◆ Short task: Look for the word "словом" in the entries below, then copy every line that has it.

* * * * * * *

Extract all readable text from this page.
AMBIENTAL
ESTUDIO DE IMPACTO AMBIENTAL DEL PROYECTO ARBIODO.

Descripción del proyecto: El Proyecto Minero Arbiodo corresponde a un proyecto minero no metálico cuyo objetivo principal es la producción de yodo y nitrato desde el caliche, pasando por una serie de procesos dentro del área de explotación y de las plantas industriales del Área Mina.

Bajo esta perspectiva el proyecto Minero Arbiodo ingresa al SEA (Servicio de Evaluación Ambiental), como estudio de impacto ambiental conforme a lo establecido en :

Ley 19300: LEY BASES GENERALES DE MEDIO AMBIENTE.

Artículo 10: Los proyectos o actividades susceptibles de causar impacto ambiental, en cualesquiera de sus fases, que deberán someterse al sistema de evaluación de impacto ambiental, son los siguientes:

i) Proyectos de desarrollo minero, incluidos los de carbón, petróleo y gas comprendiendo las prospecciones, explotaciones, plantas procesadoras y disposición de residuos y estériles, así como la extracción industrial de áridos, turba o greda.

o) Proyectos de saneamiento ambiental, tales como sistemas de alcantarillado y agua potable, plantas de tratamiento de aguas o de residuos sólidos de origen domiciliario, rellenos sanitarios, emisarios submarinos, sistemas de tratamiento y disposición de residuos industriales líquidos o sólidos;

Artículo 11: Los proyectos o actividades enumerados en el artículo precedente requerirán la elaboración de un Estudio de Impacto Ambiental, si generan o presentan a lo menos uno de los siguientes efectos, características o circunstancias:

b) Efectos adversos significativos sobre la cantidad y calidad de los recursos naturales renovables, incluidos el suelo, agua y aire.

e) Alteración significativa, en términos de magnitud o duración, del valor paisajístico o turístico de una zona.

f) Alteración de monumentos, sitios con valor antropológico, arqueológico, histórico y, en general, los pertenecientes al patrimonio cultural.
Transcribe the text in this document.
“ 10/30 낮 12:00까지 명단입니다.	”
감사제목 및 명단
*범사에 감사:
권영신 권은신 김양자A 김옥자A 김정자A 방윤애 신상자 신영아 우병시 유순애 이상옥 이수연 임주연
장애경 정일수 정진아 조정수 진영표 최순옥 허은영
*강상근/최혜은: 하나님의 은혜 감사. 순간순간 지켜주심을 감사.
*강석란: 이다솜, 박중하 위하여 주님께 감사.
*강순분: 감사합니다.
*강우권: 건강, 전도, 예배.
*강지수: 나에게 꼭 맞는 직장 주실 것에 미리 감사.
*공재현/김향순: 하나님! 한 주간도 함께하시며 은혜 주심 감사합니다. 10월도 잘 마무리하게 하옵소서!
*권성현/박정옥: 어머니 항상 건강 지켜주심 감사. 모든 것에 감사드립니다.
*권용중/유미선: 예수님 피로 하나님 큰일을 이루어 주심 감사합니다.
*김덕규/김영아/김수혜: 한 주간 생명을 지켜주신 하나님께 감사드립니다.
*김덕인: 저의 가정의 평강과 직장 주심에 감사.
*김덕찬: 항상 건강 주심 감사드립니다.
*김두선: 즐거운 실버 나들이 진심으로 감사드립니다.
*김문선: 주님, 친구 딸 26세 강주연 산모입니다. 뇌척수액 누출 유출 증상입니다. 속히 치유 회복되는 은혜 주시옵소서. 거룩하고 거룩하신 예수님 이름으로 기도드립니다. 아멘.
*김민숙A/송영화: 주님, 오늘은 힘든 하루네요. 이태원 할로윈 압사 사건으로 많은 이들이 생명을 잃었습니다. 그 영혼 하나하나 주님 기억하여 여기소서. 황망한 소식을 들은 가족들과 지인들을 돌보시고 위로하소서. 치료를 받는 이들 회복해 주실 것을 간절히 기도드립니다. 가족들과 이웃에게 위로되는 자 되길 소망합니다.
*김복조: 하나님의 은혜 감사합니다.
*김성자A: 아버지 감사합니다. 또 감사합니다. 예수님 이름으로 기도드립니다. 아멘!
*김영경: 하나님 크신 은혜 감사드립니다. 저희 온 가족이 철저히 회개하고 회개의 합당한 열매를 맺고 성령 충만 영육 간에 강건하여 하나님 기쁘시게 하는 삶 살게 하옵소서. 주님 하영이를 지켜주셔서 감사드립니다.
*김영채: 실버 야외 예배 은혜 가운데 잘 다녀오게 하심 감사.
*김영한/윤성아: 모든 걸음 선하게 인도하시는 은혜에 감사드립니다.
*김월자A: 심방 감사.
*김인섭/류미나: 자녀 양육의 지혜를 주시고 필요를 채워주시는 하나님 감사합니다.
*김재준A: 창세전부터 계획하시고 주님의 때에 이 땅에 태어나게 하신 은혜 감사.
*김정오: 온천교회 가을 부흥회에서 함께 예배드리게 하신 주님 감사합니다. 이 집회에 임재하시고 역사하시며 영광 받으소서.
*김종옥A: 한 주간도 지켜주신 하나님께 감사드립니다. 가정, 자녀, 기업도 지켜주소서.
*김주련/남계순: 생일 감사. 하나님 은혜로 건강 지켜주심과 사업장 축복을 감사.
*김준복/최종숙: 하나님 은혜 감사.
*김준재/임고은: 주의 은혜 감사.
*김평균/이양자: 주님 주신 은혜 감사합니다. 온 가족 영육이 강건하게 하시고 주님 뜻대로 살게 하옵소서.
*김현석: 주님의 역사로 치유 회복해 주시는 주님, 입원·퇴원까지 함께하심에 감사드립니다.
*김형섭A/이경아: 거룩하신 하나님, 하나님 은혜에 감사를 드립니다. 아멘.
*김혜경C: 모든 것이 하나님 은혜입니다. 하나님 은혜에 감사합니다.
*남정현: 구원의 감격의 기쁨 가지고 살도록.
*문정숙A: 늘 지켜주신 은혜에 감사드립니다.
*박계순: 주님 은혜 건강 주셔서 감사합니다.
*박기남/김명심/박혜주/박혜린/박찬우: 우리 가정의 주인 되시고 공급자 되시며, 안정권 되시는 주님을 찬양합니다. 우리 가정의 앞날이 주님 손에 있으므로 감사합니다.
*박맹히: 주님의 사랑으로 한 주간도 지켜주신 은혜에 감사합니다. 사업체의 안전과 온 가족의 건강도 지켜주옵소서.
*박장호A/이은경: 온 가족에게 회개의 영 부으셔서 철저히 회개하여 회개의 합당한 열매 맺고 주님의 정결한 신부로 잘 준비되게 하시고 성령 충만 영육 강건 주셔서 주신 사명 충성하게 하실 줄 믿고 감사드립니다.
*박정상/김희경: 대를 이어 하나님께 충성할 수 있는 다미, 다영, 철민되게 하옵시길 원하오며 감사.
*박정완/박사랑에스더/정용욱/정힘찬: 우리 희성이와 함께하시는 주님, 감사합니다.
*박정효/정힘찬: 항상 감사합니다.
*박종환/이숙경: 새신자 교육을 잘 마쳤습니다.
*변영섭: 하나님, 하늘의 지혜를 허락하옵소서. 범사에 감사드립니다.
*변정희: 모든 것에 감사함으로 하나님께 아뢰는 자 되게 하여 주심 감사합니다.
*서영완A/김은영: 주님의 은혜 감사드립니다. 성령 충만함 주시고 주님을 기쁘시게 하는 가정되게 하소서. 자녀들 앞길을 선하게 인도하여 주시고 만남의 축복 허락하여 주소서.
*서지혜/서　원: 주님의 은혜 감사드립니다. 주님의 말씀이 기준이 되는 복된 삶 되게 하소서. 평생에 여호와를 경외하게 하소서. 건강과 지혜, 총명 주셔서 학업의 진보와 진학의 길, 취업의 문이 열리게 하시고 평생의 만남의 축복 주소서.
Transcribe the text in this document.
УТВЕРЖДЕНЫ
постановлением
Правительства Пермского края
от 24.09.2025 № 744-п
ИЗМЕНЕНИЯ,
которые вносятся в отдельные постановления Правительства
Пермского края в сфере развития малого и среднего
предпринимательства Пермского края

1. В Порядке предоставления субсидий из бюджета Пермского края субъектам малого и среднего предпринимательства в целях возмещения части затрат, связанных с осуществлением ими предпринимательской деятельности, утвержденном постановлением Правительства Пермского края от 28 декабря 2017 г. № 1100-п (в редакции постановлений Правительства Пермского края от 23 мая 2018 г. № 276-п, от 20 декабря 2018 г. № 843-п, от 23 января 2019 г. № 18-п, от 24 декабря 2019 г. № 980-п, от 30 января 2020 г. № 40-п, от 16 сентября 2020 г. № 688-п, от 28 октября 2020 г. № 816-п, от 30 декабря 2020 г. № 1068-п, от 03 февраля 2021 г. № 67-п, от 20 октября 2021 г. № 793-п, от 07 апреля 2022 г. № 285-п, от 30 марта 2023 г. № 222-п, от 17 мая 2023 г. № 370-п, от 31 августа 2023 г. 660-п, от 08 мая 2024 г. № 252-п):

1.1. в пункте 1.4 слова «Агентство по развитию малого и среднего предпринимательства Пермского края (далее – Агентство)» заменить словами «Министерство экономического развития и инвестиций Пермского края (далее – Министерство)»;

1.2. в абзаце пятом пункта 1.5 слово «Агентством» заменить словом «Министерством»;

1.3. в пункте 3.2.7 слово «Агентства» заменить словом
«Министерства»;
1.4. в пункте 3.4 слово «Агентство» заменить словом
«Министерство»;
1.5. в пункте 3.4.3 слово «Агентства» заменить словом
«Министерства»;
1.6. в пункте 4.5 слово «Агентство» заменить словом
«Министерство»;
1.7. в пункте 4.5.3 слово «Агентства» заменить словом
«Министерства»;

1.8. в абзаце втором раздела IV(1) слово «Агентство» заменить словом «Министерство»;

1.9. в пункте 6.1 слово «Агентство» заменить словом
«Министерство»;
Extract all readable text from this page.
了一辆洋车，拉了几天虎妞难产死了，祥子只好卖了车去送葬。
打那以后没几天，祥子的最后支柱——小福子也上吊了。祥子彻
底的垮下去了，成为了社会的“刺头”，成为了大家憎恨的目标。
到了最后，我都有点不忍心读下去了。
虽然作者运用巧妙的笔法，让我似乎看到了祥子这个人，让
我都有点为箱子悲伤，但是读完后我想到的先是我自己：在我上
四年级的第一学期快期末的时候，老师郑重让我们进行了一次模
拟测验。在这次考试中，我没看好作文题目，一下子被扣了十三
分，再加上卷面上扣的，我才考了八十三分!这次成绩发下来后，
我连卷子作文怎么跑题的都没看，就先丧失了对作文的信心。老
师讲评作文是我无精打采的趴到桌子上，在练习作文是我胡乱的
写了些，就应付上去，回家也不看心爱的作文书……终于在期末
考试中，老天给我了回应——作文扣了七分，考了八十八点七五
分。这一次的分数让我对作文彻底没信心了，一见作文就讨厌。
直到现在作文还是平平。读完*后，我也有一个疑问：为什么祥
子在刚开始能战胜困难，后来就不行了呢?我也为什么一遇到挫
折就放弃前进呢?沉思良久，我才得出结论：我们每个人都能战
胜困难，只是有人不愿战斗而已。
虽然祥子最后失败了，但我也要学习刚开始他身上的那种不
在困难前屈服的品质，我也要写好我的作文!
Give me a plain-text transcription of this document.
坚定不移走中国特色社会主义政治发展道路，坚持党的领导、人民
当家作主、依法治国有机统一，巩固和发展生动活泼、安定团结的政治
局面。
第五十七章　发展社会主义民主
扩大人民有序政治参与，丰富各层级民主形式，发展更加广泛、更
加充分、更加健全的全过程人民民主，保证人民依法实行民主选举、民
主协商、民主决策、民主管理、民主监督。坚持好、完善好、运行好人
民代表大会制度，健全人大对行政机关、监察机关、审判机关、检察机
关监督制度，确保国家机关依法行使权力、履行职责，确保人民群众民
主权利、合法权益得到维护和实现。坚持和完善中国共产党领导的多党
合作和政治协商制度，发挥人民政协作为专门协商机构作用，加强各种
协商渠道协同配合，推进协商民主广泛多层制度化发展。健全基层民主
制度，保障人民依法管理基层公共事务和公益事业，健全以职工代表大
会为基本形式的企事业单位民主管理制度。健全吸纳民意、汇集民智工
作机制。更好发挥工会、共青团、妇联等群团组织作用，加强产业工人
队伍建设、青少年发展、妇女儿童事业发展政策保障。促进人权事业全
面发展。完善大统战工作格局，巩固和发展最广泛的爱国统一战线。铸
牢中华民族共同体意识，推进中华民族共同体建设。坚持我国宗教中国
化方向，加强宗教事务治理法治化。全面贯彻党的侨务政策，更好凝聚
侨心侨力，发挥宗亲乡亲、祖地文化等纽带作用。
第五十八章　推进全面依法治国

* * * * * * *

◆ Result of this exercise:
1.2. в абзаце пятом пункта 1.5 слово «Агентством» заменить словом «Министерством»;
1.3. в пункте 3.2.7 слово «Агентства» заменить словом
1.4. в пункте 3.4 слово «Агентство» заменить словом
1.5. в пункте 3.4.3 слово «Агентства» заменить словом
1.6. в пункте 4.5 слово «Агентство» заменить словом
1.7. в пункте 4.5.3 слово «Агентства» заменить словом
1.8. в абзаце втором раздела IV(1) слово «Агентство» заменить словом «Министерство»;
1.9. в пункте 6.1 слово «Агентство» заменить словом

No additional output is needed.